## GIVEN EXERCISE
Note how many lines hold the string "black" and give that number without any other words.

## EXTRACTED RECORDS
▼▼▼

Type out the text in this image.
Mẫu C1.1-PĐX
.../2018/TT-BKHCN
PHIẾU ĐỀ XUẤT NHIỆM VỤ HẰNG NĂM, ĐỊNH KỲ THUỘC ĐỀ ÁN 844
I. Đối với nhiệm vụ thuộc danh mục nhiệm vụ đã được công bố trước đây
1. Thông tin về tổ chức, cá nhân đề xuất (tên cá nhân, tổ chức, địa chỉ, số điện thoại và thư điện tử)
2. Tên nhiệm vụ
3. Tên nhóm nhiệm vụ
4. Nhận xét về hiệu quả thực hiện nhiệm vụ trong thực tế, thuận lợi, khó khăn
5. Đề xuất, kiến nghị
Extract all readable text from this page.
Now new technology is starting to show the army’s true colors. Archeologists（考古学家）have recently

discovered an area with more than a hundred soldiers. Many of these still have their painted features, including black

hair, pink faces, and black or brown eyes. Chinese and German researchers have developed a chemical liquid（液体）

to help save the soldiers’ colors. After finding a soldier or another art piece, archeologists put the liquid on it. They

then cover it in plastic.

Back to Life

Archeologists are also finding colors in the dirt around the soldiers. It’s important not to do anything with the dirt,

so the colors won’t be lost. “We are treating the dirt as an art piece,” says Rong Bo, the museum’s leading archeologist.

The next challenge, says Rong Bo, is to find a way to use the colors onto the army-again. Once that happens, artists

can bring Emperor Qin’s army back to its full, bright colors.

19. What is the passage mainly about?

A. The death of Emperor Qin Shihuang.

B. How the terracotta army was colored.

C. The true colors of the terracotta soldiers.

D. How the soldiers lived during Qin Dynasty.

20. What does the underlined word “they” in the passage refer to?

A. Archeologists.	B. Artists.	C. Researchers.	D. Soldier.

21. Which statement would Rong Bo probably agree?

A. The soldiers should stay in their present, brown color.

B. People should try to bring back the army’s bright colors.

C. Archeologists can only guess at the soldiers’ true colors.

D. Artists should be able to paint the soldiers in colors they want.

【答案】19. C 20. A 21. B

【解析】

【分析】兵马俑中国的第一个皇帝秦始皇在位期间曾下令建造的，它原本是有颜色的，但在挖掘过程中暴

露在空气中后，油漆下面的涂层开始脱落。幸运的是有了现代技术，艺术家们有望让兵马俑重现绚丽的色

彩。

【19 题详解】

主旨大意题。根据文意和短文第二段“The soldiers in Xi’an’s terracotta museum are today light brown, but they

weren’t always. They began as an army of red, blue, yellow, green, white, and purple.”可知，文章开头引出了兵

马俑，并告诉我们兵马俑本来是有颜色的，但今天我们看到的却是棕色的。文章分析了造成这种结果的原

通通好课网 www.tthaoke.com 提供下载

▲▲▲

## OUTPUT BELOW
2